Task instructions → Transcribe all records exactly.

<<<<

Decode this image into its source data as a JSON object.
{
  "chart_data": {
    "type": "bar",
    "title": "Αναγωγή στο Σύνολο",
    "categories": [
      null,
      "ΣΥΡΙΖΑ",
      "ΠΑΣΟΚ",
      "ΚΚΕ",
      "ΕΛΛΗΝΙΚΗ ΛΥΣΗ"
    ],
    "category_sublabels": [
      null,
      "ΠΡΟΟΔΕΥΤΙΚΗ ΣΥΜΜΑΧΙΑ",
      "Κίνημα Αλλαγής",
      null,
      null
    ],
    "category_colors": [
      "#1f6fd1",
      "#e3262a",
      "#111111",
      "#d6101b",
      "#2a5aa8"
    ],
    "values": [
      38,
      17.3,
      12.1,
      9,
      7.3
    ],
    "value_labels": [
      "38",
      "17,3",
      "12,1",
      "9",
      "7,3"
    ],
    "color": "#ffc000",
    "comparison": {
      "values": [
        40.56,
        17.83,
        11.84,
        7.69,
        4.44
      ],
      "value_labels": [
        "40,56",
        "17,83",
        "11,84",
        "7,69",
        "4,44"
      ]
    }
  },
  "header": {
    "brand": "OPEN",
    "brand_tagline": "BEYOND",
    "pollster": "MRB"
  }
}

>>>>

Exercise response →
Decode this image into its source data as a JSON object.
{
  "chart_data": {
    "type": "bar",
    "title": "Αναγωγή στο Σύνολο",
    "categories": [
      null,
      "ΣΥΡΙΖΑ",
      "ΠΑΣΟΚ",
      "ΚΚΕ",
      "ΕΛΛΗΝΙΚΗ ΛΥΣΗ"
    ],
    "category_sublabels": [
      null,
      "ΠΡΟΟΔΕΥΤΙΚΗ ΣΥΜΜΑΧΙΑ",
      "Κίνημα Αλλαγής",
      null,
      null
    ],
    "category_colors": [
      "#1f6fd1",
      "#e3262a",
      "#111111",
      "#d6101b",
      "#2a5aa8"
    ],
    "values": [
      38,
      17.3,
      12.1,
      9,
      7.3
    ],
    "value_labels": [
      "38",
      "17,3",
      "12,1",
      "9",
      "7,3"
    ],
    "color": "#ffc000",
    "comparison": {
      "values": [
        40.56,
        17.83,
        11.84,
        7.69,
        4.44
      ],
      "value_labels": [
        "40,56",
        "17,83",
        "11,84",
        "7,69",
        "4,44"
      ]
    }
  },
  "header": {
    "brand": "OPEN",
    "brand_tagline": "BEYOND",
    "pollster": "MRB"
  }
}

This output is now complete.